> TASK INPUT:
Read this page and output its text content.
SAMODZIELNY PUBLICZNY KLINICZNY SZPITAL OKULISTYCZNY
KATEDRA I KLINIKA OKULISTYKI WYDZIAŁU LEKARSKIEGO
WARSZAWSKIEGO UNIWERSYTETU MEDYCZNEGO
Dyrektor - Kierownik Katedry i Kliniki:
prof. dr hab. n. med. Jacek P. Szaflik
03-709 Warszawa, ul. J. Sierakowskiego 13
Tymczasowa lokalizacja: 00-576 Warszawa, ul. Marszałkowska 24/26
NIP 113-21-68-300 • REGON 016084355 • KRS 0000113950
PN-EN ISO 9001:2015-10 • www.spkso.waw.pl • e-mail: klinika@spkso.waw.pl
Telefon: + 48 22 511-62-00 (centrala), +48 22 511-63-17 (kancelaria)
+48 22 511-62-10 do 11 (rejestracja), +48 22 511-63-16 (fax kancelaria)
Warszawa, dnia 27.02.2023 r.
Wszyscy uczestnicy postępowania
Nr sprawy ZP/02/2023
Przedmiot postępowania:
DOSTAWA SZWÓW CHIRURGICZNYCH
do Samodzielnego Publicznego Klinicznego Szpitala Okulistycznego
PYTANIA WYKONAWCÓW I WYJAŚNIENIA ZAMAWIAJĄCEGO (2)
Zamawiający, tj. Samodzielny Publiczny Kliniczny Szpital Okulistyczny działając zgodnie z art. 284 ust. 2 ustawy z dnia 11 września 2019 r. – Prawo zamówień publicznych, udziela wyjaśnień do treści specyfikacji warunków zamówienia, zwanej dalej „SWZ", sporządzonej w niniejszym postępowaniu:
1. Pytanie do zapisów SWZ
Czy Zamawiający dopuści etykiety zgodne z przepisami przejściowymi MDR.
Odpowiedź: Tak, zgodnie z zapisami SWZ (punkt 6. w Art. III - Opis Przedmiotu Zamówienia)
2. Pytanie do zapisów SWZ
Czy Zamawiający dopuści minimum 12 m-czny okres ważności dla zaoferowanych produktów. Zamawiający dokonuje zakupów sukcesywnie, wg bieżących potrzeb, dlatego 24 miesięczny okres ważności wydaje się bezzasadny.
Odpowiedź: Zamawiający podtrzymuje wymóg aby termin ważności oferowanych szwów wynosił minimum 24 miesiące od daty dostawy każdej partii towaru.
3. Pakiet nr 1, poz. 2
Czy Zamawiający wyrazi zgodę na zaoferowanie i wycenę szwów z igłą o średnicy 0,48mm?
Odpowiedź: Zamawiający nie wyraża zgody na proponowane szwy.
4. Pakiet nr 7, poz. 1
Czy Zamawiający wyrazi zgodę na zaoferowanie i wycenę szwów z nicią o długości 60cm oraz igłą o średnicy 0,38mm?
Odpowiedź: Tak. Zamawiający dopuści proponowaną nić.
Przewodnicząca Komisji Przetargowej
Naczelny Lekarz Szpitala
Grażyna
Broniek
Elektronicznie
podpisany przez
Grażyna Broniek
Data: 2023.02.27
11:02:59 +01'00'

> DIRECTIVE:
Using the material above, gather every line that includes "wycenę".

> ANSWER TO THE PROBLEM:
Czy Zamawiający wyrazi zgodę na zaoferowanie i wycenę szwów z igłą o średnicy 0,48mm?
Czy Zamawiający wyrazi zgodę na zaoferowanie i wycenę szwów z nicią o długości 60cm oraz igłą o średnicy 0,38mm?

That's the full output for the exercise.